TASK DESCRIPTION: All lines holding the string "main" are to be shown.

ENTRIES:
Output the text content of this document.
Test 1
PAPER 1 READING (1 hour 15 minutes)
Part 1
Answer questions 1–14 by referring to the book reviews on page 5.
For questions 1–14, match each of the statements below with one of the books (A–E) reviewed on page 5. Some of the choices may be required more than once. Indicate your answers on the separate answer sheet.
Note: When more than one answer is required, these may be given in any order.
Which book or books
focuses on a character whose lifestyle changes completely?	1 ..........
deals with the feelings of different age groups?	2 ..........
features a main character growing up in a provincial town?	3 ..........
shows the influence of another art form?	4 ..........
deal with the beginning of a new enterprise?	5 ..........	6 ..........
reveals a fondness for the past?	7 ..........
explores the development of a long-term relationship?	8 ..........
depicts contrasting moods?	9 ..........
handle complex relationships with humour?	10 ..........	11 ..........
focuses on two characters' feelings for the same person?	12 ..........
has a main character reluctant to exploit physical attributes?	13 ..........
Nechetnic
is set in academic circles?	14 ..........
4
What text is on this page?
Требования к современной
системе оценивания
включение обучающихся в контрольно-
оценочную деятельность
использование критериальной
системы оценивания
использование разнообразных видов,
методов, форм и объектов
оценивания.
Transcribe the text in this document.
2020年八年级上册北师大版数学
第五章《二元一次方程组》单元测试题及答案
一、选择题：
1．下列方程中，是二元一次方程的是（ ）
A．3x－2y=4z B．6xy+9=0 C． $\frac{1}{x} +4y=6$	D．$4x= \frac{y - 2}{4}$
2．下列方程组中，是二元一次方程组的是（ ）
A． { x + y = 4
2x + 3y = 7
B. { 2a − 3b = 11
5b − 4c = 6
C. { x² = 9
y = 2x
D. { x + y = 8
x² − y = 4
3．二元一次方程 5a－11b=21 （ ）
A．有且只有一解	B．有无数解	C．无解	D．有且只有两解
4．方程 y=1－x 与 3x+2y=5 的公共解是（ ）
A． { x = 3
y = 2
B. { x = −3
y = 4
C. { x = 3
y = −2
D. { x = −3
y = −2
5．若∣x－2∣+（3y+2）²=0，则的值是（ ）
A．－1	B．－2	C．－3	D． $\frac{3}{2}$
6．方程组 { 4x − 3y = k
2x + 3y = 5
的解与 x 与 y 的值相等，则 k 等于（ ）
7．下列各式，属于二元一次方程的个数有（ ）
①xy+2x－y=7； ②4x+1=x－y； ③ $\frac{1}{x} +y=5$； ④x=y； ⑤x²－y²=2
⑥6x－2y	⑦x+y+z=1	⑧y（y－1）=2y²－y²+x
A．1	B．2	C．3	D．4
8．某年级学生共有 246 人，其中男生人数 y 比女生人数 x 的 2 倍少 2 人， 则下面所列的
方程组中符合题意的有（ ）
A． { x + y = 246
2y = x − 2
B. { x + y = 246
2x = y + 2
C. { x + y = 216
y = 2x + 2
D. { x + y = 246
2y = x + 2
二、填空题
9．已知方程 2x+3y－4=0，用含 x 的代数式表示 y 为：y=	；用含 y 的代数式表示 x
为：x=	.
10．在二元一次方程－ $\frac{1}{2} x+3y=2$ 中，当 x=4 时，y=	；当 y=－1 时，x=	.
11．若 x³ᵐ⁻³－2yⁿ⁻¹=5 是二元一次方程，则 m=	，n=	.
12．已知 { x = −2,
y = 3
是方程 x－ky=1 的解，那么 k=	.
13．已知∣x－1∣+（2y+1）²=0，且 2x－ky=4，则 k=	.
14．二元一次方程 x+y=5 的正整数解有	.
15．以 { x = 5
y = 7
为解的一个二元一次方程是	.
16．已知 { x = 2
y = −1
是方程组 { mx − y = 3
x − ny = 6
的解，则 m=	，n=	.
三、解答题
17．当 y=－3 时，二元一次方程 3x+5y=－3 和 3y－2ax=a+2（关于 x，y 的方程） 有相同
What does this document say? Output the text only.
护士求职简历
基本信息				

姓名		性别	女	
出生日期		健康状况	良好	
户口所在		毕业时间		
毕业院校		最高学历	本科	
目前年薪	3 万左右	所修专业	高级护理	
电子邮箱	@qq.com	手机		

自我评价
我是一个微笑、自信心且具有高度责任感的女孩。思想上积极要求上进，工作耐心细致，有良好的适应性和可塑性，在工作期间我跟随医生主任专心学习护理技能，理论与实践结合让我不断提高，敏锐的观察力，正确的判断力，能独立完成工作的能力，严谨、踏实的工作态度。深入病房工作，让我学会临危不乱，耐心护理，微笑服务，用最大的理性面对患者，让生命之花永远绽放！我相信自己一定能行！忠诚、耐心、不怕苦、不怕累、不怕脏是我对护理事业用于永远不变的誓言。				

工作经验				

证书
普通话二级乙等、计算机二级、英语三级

OUTPUT BELOW:
features a main character growing up in a provincial town?	3 ..........
has a main character reluctant to exploit physical attributes?	13 ..........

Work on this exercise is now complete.